■ Provided records
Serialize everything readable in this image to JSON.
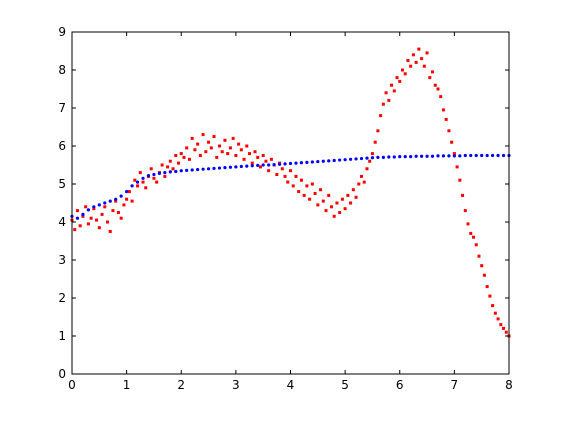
{
  "chart_data": {
    "type": "scatter",
    "title": "",
    "xlabel": "",
    "ylabel": "",
    "xlim": [
      0,
      8
    ],
    "ylim": [
      0,
      9
    ],
    "x_ticks": [
      "0",
      "1",
      "2",
      "3",
      "4",
      "5",
      "6",
      "7",
      "8"
    ],
    "y_ticks": [
      "0",
      "1",
      "2",
      "3",
      "4",
      "5",
      "6",
      "7",
      "8",
      "9"
    ],
    "grid": false,
    "legend": "none",
    "series": [
      {
        "marker": "red-point",
        "color": "#ff0000",
        "x": [
          0.0,
          0.05,
          0.1,
          0.15,
          0.2,
          0.25,
          0.3,
          0.35,
          0.4,
          0.45,
          0.5,
          0.55,
          0.6,
          0.65,
          0.7,
          0.75,
          0.8,
          0.85,
          0.9,
          0.95,
          1.0,
          1.05,
          1.1,
          1.15,
          1.2,
          1.25,
          1.3,
          1.35,
          1.4,
          1.45,
          1.5,
          1.55,
          1.6,
          1.65,
          1.7,
          1.75,
          1.8,
          1.85,
          1.9,
          1.95,
          2.0,
          2.05,
          2.1,
          2.15,
          2.2,
          2.25,
          2.3,
          2.35,
          2.4,
          2.45,
          2.5,
          2.55,
          2.6,
          2.65,
          2.7,
          2.75,
          2.8,
          2.85,
          2.9,
          2.95,
          3.0,
          3.05,
          3.1,
          3.15,
          3.2,
          3.25,
          3.3,
          3.35,
          3.4,
          3.45,
          3.5,
          3.55,
          3.6,
          3.65,
          3.7,
          3.75,
          3.8,
          3.85,
          3.9,
          3.95,
          4.0,
          4.05,
          4.1,
          4.15,
          4.2,
          4.25,
          4.3,
          4.35,
          4.4,
          4.45,
          4.5,
          4.55,
          4.6,
          4.65,
          4.7,
          4.75,
          4.8,
          4.85,
          4.9,
          4.95,
          5.0,
          5.05,
          5.1,
          5.15,
          5.2,
          5.25,
          5.3,
          5.35,
          5.4,
          5.45,
          5.5,
          5.55,
          5.6,
          5.65,
          5.7,
          5.75,
          5.8,
          5.85,
          5.9,
          5.95,
          6.0,
          6.05,
          6.1,
          6.15,
          6.2,
          6.25,
          6.3,
          6.35,
          6.4,
          6.45,
          6.5,
          6.55,
          6.6,
          6.65,
          6.7,
          6.75,
          6.8,
          6.85,
          6.9,
          6.95,
          7.0,
          7.05,
          7.1,
          7.15,
          7.2,
          7.25,
          7.3,
          7.35,
          7.4,
          7.45,
          7.5,
          7.55,
          7.6,
          7.65,
          7.7,
          7.75,
          7.8,
          7.85,
          7.9,
          7.95,
          8.0
        ],
        "y": [
          4.05,
          3.8,
          4.3,
          3.9,
          4.15,
          4.4,
          3.95,
          4.1,
          4.35,
          4.05,
          3.85,
          4.2,
          4.4,
          4.0,
          3.75,
          4.3,
          4.55,
          4.25,
          4.1,
          4.45,
          4.6,
          4.8,
          4.55,
          5.1,
          4.95,
          5.3,
          5.05,
          4.9,
          5.2,
          5.4,
          5.15,
          5.05,
          5.3,
          5.5,
          5.2,
          5.45,
          5.6,
          5.4,
          5.75,
          5.55,
          5.8,
          5.7,
          5.95,
          5.65,
          6.2,
          5.9,
          6.05,
          5.75,
          6.3,
          5.85,
          6.1,
          5.95,
          6.25,
          5.7,
          6.0,
          5.85,
          6.15,
          5.8,
          5.95,
          6.2,
          5.75,
          6.05,
          5.9,
          5.65,
          6.0,
          5.8,
          5.55,
          5.85,
          5.7,
          5.45,
          5.75,
          5.6,
          5.35,
          5.65,
          5.5,
          5.25,
          5.55,
          5.4,
          5.2,
          5.05,
          5.35,
          4.95,
          5.2,
          4.8,
          5.1,
          4.7,
          4.95,
          4.6,
          5.0,
          4.75,
          4.45,
          4.85,
          4.55,
          4.3,
          4.7,
          4.4,
          4.15,
          4.5,
          4.25,
          4.6,
          4.35,
          4.7,
          4.5,
          4.85,
          4.65,
          5.0,
          5.2,
          5.05,
          5.4,
          5.6,
          5.8,
          6.1,
          6.4,
          6.8,
          7.1,
          7.4,
          7.2,
          7.6,
          7.45,
          7.8,
          7.7,
          8.0,
          7.9,
          8.25,
          8.1,
          8.4,
          8.2,
          8.55,
          8.3,
          8.1,
          8.45,
          7.8,
          7.95,
          7.6,
          7.5,
          7.3,
          6.95,
          6.7,
          6.4,
          6.1,
          5.8,
          5.45,
          5.1,
          4.7,
          4.3,
          3.95,
          3.7,
          3.6,
          3.4,
          3.1,
          2.85,
          2.6,
          2.3,
          2.05,
          1.8,
          1.6,
          1.45,
          1.3,
          1.2,
          1.1,
          1.0
        ]
      },
      {
        "marker": "blue-point",
        "color": "#0000ff",
        "x": [
          0.0,
          0.1,
          0.2,
          0.3,
          0.4,
          0.5,
          0.6,
          0.7,
          0.8,
          0.9,
          1.0,
          1.1,
          1.2,
          1.3,
          1.4,
          1.5,
          1.6,
          1.7,
          1.8,
          1.9,
          2.0,
          2.1,
          2.2,
          2.3,
          2.4,
          2.5,
          2.6,
          2.7,
          2.8,
          2.9,
          3.0,
          3.1,
          3.2,
          3.3,
          3.4,
          3.5,
          3.6,
          3.7,
          3.8,
          3.9,
          4.0,
          4.1,
          4.2,
          4.3,
          4.4,
          4.5,
          4.6,
          4.7,
          4.8,
          4.9,
          5.0,
          5.1,
          5.2,
          5.3,
          5.4,
          5.5,
          5.6,
          5.7,
          5.8,
          5.9,
          6.0,
          6.1,
          6.2,
          6.3,
          6.4,
          6.5,
          6.6,
          6.7,
          6.8,
          6.9,
          7.0,
          7.1,
          7.2,
          7.3,
          7.4,
          7.5,
          7.6,
          7.7,
          7.8,
          7.9,
          8.0
        ],
        "y": [
          4.15,
          4.1,
          4.2,
          4.32,
          4.4,
          4.45,
          4.5,
          4.55,
          4.6,
          4.68,
          4.8,
          4.95,
          5.05,
          5.15,
          5.22,
          5.25,
          5.28,
          5.3,
          5.32,
          5.33,
          5.35,
          5.36,
          5.37,
          5.38,
          5.39,
          5.4,
          5.41,
          5.42,
          5.43,
          5.44,
          5.45,
          5.46,
          5.47,
          5.48,
          5.49,
          5.5,
          5.5,
          5.51,
          5.52,
          5.53,
          5.54,
          5.55,
          5.56,
          5.57,
          5.58,
          5.59,
          5.6,
          5.61,
          5.62,
          5.63,
          5.64,
          5.65,
          5.66,
          5.67,
          5.68,
          5.69,
          5.7,
          5.7,
          5.71,
          5.71,
          5.72,
          5.72,
          5.72,
          5.73,
          5.73,
          5.73,
          5.73,
          5.74,
          5.74,
          5.74,
          5.74,
          5.74,
          5.75,
          5.75,
          5.75,
          5.75,
          5.75,
          5.75,
          5.75,
          5.75,
          5.75
        ]
      }
    ]
  }
}
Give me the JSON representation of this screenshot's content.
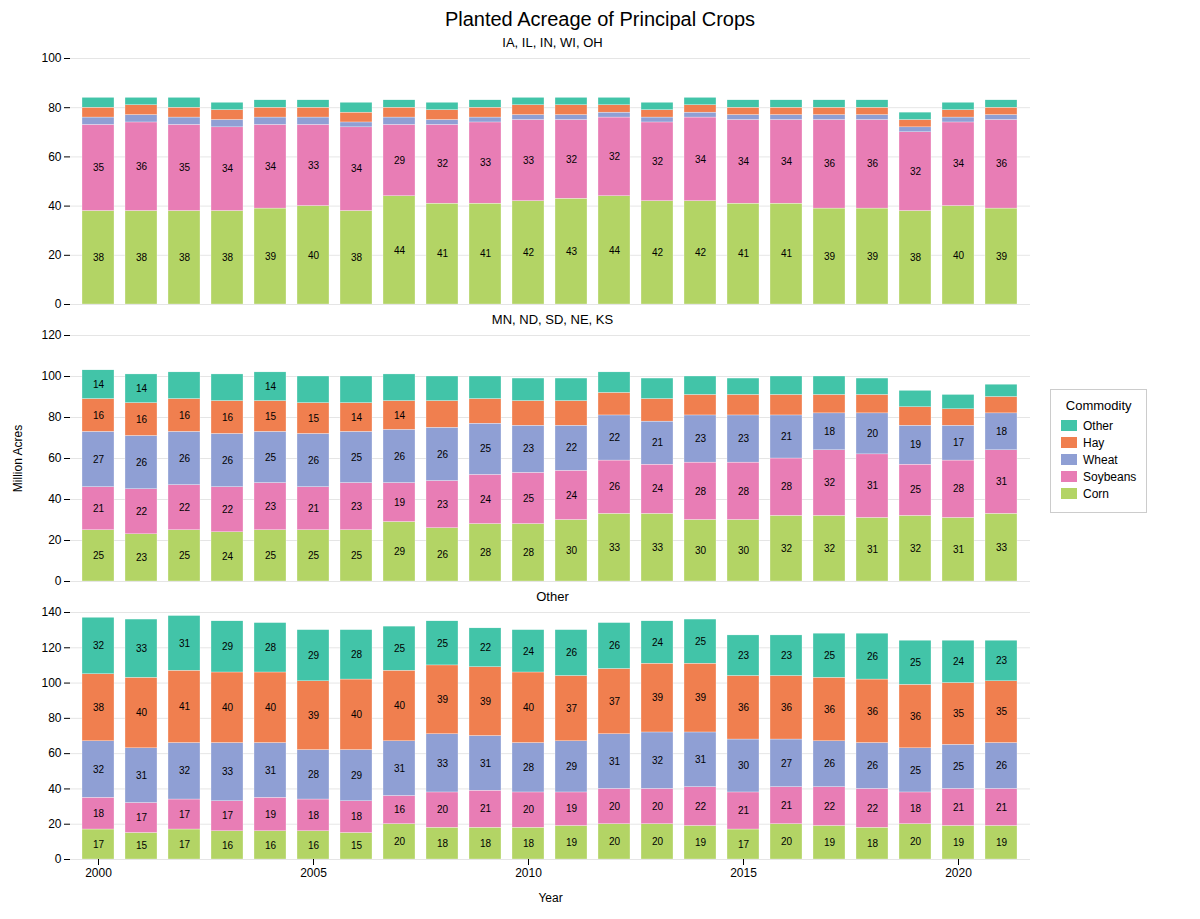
{
  "chart_data": [
    {
      "type": "bar",
      "stacked": true,
      "title": "Planted Acreage of Principal Crops",
      "subtitle": "IA, IL, IN, WI, OH",
      "categories": [
        2000,
        2001,
        2002,
        2003,
        2004,
        2005,
        2006,
        2007,
        2008,
        2009,
        2010,
        2011,
        2012,
        2013,
        2014,
        2015,
        2016,
        2017,
        2018,
        2019,
        2020,
        2021
      ],
      "xticks": [
        2000,
        2005,
        2010,
        2015,
        2020
      ],
      "ylim": [
        0,
        100
      ],
      "yticks": [
        0,
        20,
        40,
        60,
        80,
        100
      ],
      "grid": true,
      "tick_labels": "y",
      "data_labels": true,
      "series": [
        {
          "name": "Corn",
          "color": "#b3d465",
          "values": [
            38,
            38,
            38,
            38,
            39,
            40,
            38,
            44,
            41,
            41,
            42,
            43,
            44,
            42,
            42,
            41,
            41,
            39,
            39,
            38,
            40,
            39
          ]
        },
        {
          "name": "Soybeans",
          "color": "#e87db5",
          "values": [
            35,
            36,
            35,
            34,
            34,
            33,
            34,
            29,
            32,
            33,
            33,
            32,
            32,
            32,
            34,
            34,
            34,
            36,
            36,
            32,
            34,
            36
          ]
        },
        {
          "name": "Wheat",
          "color": "#8f9fd4",
          "values": [
            3,
            3,
            3,
            3,
            3,
            3,
            2,
            3,
            2,
            2,
            2,
            2,
            2,
            2,
            2,
            2,
            2,
            2,
            2,
            2,
            2,
            2
          ],
          "data_labels": false
        },
        {
          "name": "Hay",
          "color": "#f07f4f",
          "values": [
            4,
            4,
            4,
            4,
            4,
            4,
            4,
            4,
            4,
            4,
            4,
            4,
            3,
            3,
            3,
            3,
            3,
            3,
            3,
            3,
            3,
            3
          ],
          "data_labels": false
        },
        {
          "name": "Other",
          "color": "#42c4a8",
          "values": [
            4,
            3,
            4,
            3,
            3,
            3,
            4,
            3,
            3,
            3,
            3,
            3,
            3,
            3,
            3,
            3,
            3,
            3,
            3,
            3,
            3,
            3
          ],
          "data_labels": false
        }
      ]
    },
    {
      "type": "bar",
      "stacked": true,
      "subtitle": "MN, ND, SD, NE, KS",
      "ylabel": "Million Acres",
      "categories": [
        2000,
        2001,
        2002,
        2003,
        2004,
        2005,
        2006,
        2007,
        2008,
        2009,
        2010,
        2011,
        2012,
        2013,
        2014,
        2015,
        2016,
        2017,
        2018,
        2019,
        2020,
        2021
      ],
      "xticks": [
        2000,
        2005,
        2010,
        2015,
        2020
      ],
      "ylim": [
        0,
        120
      ],
      "yticks": [
        0,
        20,
        40,
        60,
        80,
        100,
        120
      ],
      "grid": true,
      "tick_labels": "y",
      "data_labels": true,
      "legend": "right",
      "legend_title": "Commodity",
      "series": [
        {
          "name": "Corn",
          "color": "#b3d465",
          "values": [
            25,
            23,
            25,
            24,
            25,
            25,
            25,
            29,
            26,
            28,
            28,
            30,
            33,
            33,
            30,
            30,
            32,
            32,
            31,
            32,
            31,
            33
          ]
        },
        {
          "name": "Soybeans",
          "color": "#e87db5",
          "values": [
            21,
            22,
            22,
            22,
            23,
            21,
            23,
            19,
            23,
            24,
            25,
            24,
            26,
            24,
            28,
            28,
            28,
            32,
            31,
            25,
            28,
            31
          ]
        },
        {
          "name": "Wheat",
          "color": "#8f9fd4",
          "values": [
            27,
            26,
            26,
            26,
            25,
            26,
            25,
            26,
            26,
            25,
            23,
            22,
            22,
            21,
            23,
            23,
            21,
            18,
            20,
            19,
            17,
            18
          ]
        },
        {
          "name": "Hay",
          "color": "#f07f4f",
          "values": [
            16,
            16,
            16,
            16,
            15,
            15,
            14,
            14,
            13,
            12,
            12,
            12,
            11,
            11,
            10,
            10,
            10,
            9,
            9,
            9,
            8,
            8
          ],
          "value_labels": [
            "16",
            "16",
            "16",
            "16",
            "15",
            "15",
            "14",
            "14",
            null,
            null,
            null,
            null,
            null,
            null,
            null,
            null,
            null,
            null,
            null,
            null,
            null,
            null
          ]
        },
        {
          "name": "Other",
          "color": "#42c4a8",
          "values": [
            14,
            14,
            13,
            13,
            14,
            13,
            13,
            13,
            12,
            11,
            11,
            11,
            10,
            10,
            9,
            8,
            9,
            9,
            8,
            8,
            7,
            6
          ],
          "value_labels": [
            "14",
            "14",
            null,
            null,
            "14",
            null,
            null,
            null,
            null,
            null,
            null,
            null,
            null,
            null,
            null,
            null,
            null,
            null,
            null,
            null,
            null,
            null
          ]
        }
      ]
    },
    {
      "type": "bar",
      "stacked": true,
      "subtitle": "Other",
      "xlabel": "Year",
      "categories": [
        2000,
        2001,
        2002,
        2003,
        2004,
        2005,
        2006,
        2007,
        2008,
        2009,
        2010,
        2011,
        2012,
        2013,
        2014,
        2015,
        2016,
        2017,
        2018,
        2019,
        2020,
        2021
      ],
      "xticks": [
        2000,
        2005,
        2010,
        2015,
        2020
      ],
      "ylim": [
        0,
        140
      ],
      "yticks": [
        0,
        20,
        40,
        60,
        80,
        100,
        120,
        140
      ],
      "grid": true,
      "data_labels": true,
      "series": [
        {
          "name": "Corn",
          "color": "#b3d465",
          "values": [
            17,
            15,
            17,
            16,
            16,
            16,
            15,
            20,
            18,
            18,
            18,
            19,
            20,
            20,
            19,
            17,
            20,
            19,
            18,
            20,
            19,
            19
          ]
        },
        {
          "name": "Soybeans",
          "color": "#e87db5",
          "values": [
            18,
            17,
            17,
            17,
            19,
            18,
            18,
            16,
            20,
            21,
            20,
            19,
            20,
            20,
            22,
            21,
            21,
            22,
            22,
            18,
            21,
            21
          ]
        },
        {
          "name": "Wheat",
          "color": "#8f9fd4",
          "values": [
            32,
            31,
            32,
            33,
            31,
            28,
            29,
            31,
            33,
            31,
            28,
            29,
            31,
            32,
            31,
            30,
            27,
            26,
            26,
            25,
            25,
            26
          ]
        },
        {
          "name": "Hay",
          "color": "#f07f4f",
          "values": [
            38,
            40,
            41,
            40,
            40,
            39,
            40,
            40,
            39,
            39,
            40,
            37,
            37,
            39,
            39,
            36,
            36,
            36,
            36,
            36,
            35,
            35
          ]
        },
        {
          "name": "Other",
          "color": "#42c4a8",
          "values": [
            32,
            33,
            31,
            29,
            28,
            29,
            28,
            25,
            25,
            22,
            24,
            26,
            26,
            24,
            25,
            23,
            23,
            25,
            26,
            25,
            24,
            23
          ]
        }
      ]
    }
  ]
}
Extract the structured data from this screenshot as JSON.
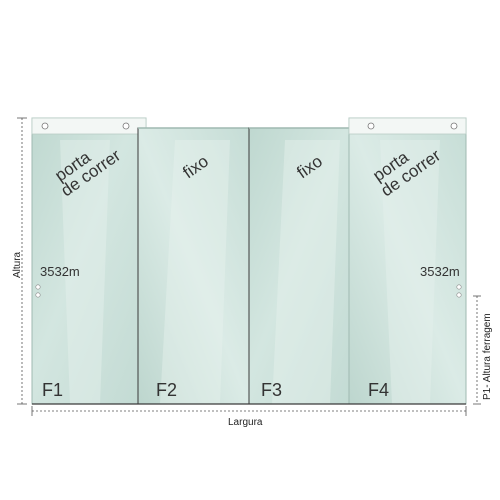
{
  "dimensions": {
    "height_label": "Altura",
    "width_label": "Largura",
    "hardware_height_label": "P1- Altura ferragem"
  },
  "panels": [
    {
      "id": "F1",
      "type_lines": [
        "porta",
        "de correr"
      ],
      "measurement": "3532m",
      "has_handle_dots": true
    },
    {
      "id": "F2",
      "type_lines": [
        "fixo"
      ]
    },
    {
      "id": "F3",
      "type_lines": [
        "fixo"
      ]
    },
    {
      "id": "F4",
      "type_lines": [
        "porta",
        "de correr"
      ],
      "measurement": "3532m",
      "has_handle_dots": true
    }
  ],
  "colors": {
    "glass": "#cfe3dd",
    "glass_light": "#e6f0ec",
    "frame_edge": "#3a3a3a",
    "top_rail": "#f2f6f4",
    "dimension_line": "#555555"
  }
}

■ Set problem
Gather each line of the records holding the string "JSON".

■ The reply
Serialize everything readable in this image to JSON.
Give me the JSON representation of this screenshot's content.
Extract the structured data from this screenshot as JSON.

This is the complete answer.